- **GIVEN PROBLEM**: Locate the lines that hold the string "demarrer". Copy every such line.

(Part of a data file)
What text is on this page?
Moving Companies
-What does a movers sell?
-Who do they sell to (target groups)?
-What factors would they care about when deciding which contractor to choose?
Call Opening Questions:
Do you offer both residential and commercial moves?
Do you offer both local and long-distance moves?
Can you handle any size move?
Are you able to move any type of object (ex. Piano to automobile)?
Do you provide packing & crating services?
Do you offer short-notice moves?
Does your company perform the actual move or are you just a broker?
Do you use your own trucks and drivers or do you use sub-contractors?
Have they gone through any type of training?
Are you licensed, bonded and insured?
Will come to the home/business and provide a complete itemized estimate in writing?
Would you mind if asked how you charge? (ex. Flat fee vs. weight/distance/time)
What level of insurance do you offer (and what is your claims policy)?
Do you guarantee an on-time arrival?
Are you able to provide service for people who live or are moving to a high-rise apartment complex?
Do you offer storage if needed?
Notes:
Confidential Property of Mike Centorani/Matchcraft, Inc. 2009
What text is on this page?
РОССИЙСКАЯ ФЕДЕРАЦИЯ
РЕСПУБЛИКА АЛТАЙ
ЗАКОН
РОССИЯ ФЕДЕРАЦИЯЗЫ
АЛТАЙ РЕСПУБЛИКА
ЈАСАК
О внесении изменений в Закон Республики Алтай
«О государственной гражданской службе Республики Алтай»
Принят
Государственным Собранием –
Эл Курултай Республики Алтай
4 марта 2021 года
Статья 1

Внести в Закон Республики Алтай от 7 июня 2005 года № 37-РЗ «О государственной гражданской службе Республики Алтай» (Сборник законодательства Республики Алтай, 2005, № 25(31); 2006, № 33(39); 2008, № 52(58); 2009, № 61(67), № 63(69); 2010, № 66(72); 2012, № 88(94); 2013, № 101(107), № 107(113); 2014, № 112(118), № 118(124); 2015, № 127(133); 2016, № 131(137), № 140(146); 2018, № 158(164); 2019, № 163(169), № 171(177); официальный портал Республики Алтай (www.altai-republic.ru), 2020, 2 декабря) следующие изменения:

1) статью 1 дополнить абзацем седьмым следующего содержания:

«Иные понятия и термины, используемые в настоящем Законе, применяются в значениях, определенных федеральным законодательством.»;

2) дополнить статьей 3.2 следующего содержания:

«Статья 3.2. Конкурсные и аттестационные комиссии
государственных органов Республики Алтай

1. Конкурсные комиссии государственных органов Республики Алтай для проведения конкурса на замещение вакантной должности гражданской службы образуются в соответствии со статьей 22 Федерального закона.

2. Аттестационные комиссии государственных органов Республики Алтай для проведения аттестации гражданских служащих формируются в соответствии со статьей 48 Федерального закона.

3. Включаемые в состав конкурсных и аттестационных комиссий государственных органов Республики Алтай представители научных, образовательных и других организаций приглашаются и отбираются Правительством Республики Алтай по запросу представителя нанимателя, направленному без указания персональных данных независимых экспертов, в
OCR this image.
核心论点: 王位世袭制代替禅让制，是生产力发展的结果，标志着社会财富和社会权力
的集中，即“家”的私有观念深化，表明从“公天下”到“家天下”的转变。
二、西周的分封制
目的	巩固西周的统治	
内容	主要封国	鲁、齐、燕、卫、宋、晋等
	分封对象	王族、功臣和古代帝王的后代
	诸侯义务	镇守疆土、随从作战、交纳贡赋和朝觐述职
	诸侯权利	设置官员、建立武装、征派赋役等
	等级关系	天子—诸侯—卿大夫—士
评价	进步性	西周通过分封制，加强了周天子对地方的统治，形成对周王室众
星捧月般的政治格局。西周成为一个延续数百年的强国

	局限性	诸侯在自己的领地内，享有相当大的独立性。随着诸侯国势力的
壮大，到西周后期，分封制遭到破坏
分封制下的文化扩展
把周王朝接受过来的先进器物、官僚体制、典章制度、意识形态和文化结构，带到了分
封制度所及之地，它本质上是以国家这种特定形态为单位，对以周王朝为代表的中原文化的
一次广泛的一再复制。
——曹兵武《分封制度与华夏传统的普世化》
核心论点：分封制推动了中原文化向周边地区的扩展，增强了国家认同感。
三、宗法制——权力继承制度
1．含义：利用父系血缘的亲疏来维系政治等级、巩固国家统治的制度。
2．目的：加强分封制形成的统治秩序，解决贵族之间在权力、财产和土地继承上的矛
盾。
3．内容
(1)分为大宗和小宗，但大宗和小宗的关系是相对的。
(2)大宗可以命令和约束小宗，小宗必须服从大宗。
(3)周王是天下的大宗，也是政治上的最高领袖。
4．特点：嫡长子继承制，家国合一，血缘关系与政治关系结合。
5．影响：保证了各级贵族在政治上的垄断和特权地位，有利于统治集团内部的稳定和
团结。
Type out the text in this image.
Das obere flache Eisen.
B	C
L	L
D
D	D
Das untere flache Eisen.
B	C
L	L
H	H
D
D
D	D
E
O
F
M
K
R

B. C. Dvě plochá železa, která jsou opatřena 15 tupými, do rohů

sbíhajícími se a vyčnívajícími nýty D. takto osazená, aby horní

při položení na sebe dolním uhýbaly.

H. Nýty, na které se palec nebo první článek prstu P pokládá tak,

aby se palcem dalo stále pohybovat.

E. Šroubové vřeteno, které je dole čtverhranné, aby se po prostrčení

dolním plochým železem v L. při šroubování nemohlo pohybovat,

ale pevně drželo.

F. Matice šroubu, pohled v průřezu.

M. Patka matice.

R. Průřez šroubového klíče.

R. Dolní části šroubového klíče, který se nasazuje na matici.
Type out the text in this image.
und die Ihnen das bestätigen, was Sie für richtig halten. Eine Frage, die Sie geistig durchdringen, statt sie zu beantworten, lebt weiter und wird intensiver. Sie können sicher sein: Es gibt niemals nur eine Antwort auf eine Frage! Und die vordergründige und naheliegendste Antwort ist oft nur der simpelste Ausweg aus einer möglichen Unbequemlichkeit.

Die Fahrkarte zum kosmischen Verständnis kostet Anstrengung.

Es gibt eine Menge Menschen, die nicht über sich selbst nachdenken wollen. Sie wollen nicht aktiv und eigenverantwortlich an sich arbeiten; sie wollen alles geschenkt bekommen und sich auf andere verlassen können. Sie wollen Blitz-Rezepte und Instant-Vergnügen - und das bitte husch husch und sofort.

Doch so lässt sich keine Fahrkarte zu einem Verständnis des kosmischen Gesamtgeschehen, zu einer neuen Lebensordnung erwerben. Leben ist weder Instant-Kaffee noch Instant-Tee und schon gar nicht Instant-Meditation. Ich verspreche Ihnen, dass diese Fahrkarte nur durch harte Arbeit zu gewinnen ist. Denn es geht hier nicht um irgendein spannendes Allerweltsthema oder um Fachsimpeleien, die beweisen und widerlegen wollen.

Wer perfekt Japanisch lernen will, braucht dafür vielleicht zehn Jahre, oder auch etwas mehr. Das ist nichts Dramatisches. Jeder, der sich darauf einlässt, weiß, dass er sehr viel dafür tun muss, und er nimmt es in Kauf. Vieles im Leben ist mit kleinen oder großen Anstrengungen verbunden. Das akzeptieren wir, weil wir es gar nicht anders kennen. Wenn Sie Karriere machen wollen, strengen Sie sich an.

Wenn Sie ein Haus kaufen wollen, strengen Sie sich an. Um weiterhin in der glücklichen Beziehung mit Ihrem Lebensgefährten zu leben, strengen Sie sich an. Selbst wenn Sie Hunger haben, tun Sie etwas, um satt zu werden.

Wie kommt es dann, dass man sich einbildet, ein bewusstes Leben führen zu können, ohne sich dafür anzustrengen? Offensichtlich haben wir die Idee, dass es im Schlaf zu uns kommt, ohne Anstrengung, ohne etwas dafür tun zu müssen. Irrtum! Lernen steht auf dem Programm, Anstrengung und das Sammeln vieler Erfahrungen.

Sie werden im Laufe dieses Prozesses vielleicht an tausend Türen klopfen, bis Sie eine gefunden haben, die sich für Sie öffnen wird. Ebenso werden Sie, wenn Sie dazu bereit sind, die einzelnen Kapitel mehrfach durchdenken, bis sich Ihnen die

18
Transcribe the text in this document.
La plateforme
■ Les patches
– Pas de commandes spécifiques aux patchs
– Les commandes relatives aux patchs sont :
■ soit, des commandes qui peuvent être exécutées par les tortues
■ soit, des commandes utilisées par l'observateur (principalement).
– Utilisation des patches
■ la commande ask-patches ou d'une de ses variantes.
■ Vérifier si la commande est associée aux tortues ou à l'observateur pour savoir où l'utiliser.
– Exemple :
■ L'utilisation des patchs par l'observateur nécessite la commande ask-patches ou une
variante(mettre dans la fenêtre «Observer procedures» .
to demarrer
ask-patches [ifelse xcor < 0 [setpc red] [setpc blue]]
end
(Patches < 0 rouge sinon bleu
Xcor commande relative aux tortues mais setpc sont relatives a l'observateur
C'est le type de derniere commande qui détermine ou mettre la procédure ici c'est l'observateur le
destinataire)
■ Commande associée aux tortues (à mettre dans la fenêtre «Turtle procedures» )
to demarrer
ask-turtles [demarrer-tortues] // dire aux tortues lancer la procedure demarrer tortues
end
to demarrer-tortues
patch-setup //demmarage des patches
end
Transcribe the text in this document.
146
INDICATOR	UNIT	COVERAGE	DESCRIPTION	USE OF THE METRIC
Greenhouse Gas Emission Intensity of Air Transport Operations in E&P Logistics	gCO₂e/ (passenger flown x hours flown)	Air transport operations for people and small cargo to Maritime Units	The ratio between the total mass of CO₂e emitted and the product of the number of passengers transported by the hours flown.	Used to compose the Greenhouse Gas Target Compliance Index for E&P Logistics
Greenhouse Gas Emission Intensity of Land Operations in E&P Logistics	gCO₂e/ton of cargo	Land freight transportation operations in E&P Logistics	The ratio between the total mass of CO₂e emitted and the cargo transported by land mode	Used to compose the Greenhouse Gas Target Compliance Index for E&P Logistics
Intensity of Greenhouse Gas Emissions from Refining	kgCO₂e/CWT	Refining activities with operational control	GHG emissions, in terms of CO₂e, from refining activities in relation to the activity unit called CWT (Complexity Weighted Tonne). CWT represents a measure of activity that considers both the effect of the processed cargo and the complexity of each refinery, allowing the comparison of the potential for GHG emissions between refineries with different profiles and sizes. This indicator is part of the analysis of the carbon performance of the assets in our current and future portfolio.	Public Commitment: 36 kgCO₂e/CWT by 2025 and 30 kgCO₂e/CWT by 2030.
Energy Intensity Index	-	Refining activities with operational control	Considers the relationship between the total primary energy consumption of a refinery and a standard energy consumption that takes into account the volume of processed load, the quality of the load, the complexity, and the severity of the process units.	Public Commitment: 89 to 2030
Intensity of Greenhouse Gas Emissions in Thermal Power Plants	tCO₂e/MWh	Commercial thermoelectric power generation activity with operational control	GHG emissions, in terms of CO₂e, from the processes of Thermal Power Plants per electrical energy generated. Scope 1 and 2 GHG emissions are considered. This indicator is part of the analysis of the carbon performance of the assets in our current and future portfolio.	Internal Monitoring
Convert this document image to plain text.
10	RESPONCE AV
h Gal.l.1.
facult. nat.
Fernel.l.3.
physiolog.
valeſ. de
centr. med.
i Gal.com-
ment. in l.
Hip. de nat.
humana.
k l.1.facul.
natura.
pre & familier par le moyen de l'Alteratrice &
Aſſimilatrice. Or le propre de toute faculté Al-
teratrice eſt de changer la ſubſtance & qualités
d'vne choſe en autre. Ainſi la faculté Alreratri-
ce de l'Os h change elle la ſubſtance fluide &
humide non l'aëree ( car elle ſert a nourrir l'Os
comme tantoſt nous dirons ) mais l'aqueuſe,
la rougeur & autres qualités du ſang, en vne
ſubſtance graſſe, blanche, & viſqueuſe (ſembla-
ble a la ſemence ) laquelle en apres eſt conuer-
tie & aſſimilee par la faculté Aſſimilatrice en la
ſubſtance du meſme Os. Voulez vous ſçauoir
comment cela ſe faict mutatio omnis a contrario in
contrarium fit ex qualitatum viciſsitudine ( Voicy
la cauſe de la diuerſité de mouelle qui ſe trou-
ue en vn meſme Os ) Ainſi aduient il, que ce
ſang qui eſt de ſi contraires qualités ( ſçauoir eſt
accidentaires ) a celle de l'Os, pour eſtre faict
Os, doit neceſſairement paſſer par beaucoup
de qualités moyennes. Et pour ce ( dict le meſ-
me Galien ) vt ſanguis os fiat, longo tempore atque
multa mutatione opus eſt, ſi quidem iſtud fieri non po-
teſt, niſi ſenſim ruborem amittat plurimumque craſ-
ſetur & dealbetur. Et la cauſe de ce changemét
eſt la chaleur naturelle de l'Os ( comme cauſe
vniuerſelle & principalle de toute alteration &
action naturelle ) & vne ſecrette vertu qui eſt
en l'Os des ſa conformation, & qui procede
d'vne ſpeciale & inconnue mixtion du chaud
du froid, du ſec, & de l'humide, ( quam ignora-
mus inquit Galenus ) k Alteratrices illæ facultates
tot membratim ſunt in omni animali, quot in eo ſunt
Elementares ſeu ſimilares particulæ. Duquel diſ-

- **FINISHED ANSWER**:
to demarrer
to demarrer
ask-turtles [demarrer-tortues] // dire aux tortues lancer la procedure demarrer tortues
to demarrer-tortues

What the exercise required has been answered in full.